_Goal:_
Please reproduce the stretch of lines from the one containing "section-1-line: tri nové" through the one containing "date-text: 18. 02.", substituting "UZNESENIE" for "ROZHODNUTIE" and leaving everything else unchanged.

=====

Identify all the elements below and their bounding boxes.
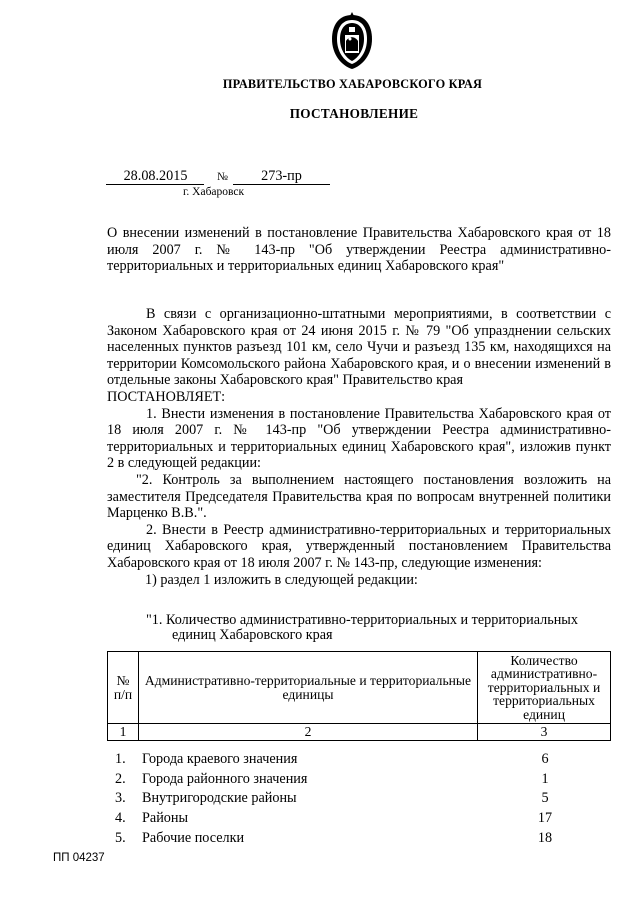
khabarovsk-coat-of-arms-icon [329,11,375,71]
row-number: 3. [115,790,126,807]
table-rows [107,751,611,849]
city: г. Хабаровск [183,186,245,198]
clause-quote-paragraph: "2. Контроль за выполнением настоящего постановления возложить на заместителя Председателя Правительства края по вопросам внутренней политики Марценко В.В.". [107,471,611,522]
row-number: 1. [115,751,126,767]
column-number-cell: 3 [478,724,611,741]
clause-2-paragraph: 2. Внести в Реестр административно-территориальных и территориальных единиц Хабаровского края, утвержденный постановлением Правительства Хабаровского края от 18 июля 2007 г. № 143-пр, следующие изменения: [107,521,611,571]
table-row [107,790,611,810]
row-label: Города краевого значения [142,751,298,767]
row-number: 2. [115,770,126,787]
column-number-cell: 2 [138,724,477,741]
date-underline [106,184,204,185]
row-label: Рабочие поселки [142,829,245,846]
row-label: Районы [142,810,188,827]
row-value: 18 [537,829,553,846]
section-title-line-1: "1. Количество административно-территориальных и территориальных [146,612,578,628]
government-name: ПРАВИТЕЛЬСТВО ХАБАРОВСКОГО КРАЯ [222,77,483,91]
subclause-paragraph: 1) раздел 1 изложить в следующей редакции: [145,571,418,588]
row-label: Внутригородские районы [142,790,297,807]
header-cell-count: Количество административно-территориальных и территориальных единиц [478,652,611,724]
section-title [146,613,614,643]
table-row [107,771,611,791]
document-code: ПП 04237 [53,852,105,864]
row-value: 17 [537,810,553,827]
preamble-paragraph: В связи с организационно-штатными мероприятиями, в соответствии с Законом Хабаровского края от 24 июня 2015 г. № 79 "Об упразднении сельских населенных пунктов разъезд 101 км, село Чучи и разъезд 135 км, находящихся на территории Комсомольского района Хабаровского края, и о внесении изменений в отдельные законы Хабаровского края" Правительство края [107,306,611,389]
row-value: 5 [541,790,549,807]
row-number: 5. [115,829,126,846]
table-column-numbers-row [108,724,611,741]
resolves-heading: ПОСТАНОВЛЯЕТ: [107,388,226,405]
table-row [107,810,611,830]
header-cell-number: № п/п [108,652,139,724]
number-underline [233,184,330,185]
section-title-line-2: единиц Хабаровского края [172,627,333,643]
row-number: 4. [115,810,126,827]
clause-1-paragraph: 1. Внести изменения в постановление Правительства Хабаровского края от 18 июля 2007 г. № 143-пр "Об утверждении Реестра административно-территориальных и территориальных единиц Хабаровского края", изложив пункт 2 в следующей редакции: [107,405,611,472]
table-row [107,751,611,771]
header-cell-units: Административно-территориальные и территориальные единицы [138,652,477,724]
row-value: 6 [541,751,549,767]
document-number: 273-пр [261,168,302,184]
row-value: 1 [541,770,549,787]
document-date: 28.08.2015 [123,168,188,184]
number-sign: № [217,171,228,183]
document-subject: О внесении изменений в постановление Правительства Хабаровского края от 18 июля 2007 г. № 143-пр "Об утверждении Реестра административно-территориальных и территориальных единиц Хабаровского края" [107,225,611,275]
document-type: ПОСТАНОВЛЕНИЕ [289,106,419,121]
table-row [107,830,611,850]
table-header-row [108,652,611,724]
column-number-cell: 1 [108,724,139,741]
document-body [107,306,611,588]
row-label: Города районного значения [142,770,308,787]
registry-table [107,651,611,741]
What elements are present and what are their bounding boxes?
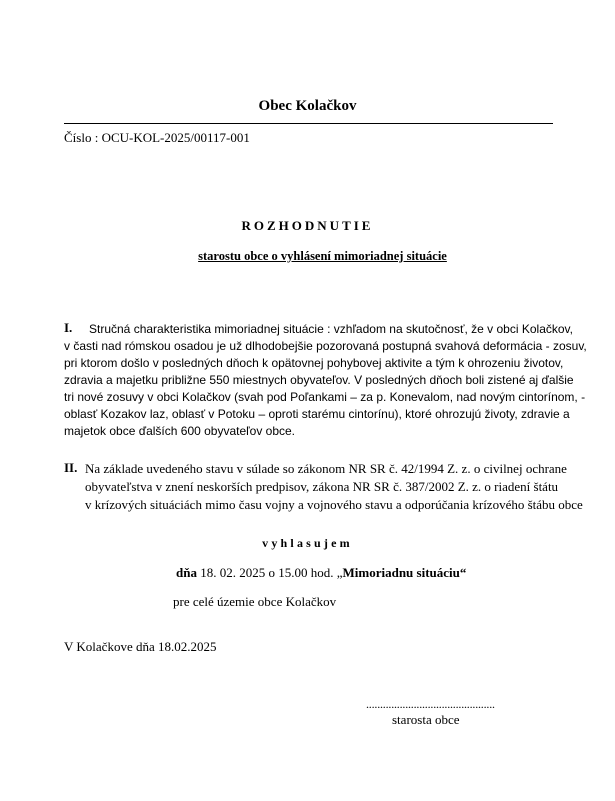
section-1-line: tri nové zosuvy v obci Kolačkov (svah pod Poľankami – za p. Konevalom, nad novým cintorínom, - [64, 390, 586, 404]
date-prefix: dňa [176, 565, 197, 580]
signature-line: .............................................. [366, 697, 495, 711]
header-divider [64, 123, 553, 124]
declaration-date [176, 565, 466, 581]
situation-name: Mimoriadnu situáciu [342, 565, 460, 580]
section-2-line: v krízových situáciách mimo času vojny a vojnového stavu a odporúčania krízového štábu obce [85, 497, 583, 512]
decision-heading: ROZHODNUTIE [241, 218, 374, 233]
section-2-line: obyvateľstva v znení neskorších predpisov, zákona NR SR č. 387/2002 Z. z. o riadení štátu [85, 479, 559, 494]
section-1-line: pri ktorom došlo v posledných dňoch k opätovnej pohybovej aktivite a tým k ohrozeniu životov, [64, 356, 564, 370]
section-2-number: II. [64, 460, 78, 475]
date-text: 18. 02. 2025 o 15.00 hod. „ [196, 565, 343, 580]
section-1-line: v časti nad rómskou osadou je už dlhodobejšie pozorovaná postupná svahová deformácia - zosuv, [64, 339, 587, 353]
section-1-line: zdravia a majetku približne 550 miestnych obyvateľov. V posledných dňoch boli zistené aj ďalšie [64, 373, 574, 387]
place-and-date: V Kolačkove dňa 18.02.2025 [64, 639, 217, 654]
declaration-verb: vyhlasujem [262, 536, 353, 550]
section-1-line: majetok obce ďalších 600 obyvateľov obce. [64, 424, 296, 438]
section-1-number: I. [64, 320, 73, 335]
document-title: Obec Kolačkov [258, 98, 357, 114]
section-1-line: oblasť Kozakov laz, oblasť v Potoku – oproti starému cintorínu), ktoré ohrozujú životy, zdravie a [64, 407, 570, 421]
signature-label: starosta obce [392, 712, 460, 727]
declaration-scope: pre celé územie obce Kolačkov [173, 594, 337, 609]
decision-subheading: starostu obce o vyhlásení mimoriadnej situácie [198, 249, 447, 263]
section-1-line: Stručná charakteristika mimoriadnej situácie : vzhľadom na skutočnosť, že v obci Kolačkov, [89, 322, 573, 336]
reference-number: Číslo : OCU-KOL-2025/00117-001 [64, 130, 250, 145]
situation-close-quote: “ [459, 565, 467, 580]
section-2-line: Na základe uvedeného stavu v súlade so zákonom NR SR č. 42/1994 Z. z. o civilnej ochrane [85, 461, 567, 476]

=====

_Task result:_
section-1-line: tri nové zosuvy v obci Kolačkov (svah pod Poľankami – za p. Konevalom, nad novým cintorínom, - [64, 390, 586, 404]
date-prefix: dňa [176, 565, 197, 580]
signature-line: .............................................. [366, 697, 495, 711]
header-divider [64, 123, 553, 124]
declaration-date [176, 565, 466, 581]
situation-name: Mimoriadnu situáciu [342, 565, 460, 580]
section-2-line: v krízových situáciách mimo času vojny a vojnového stavu a odporúčania krízového štábu obce [85, 497, 583, 512]
decision-heading: UZNESENIE [241, 218, 374, 233]
section-2-line: obyvateľstva v znení neskorších predpisov, zákona NR SR č. 387/2002 Z. z. o riadení štátu [85, 479, 559, 494]
section-1-line: pri ktorom došlo v posledných dňoch k opätovnej pohybovej aktivite a tým k ohrozeniu životov, [64, 356, 564, 370]
section-2-number: II. [64, 460, 78, 475]
date-text: 18. 02. 2025 o 15.00 hod. „ [196, 565, 343, 580]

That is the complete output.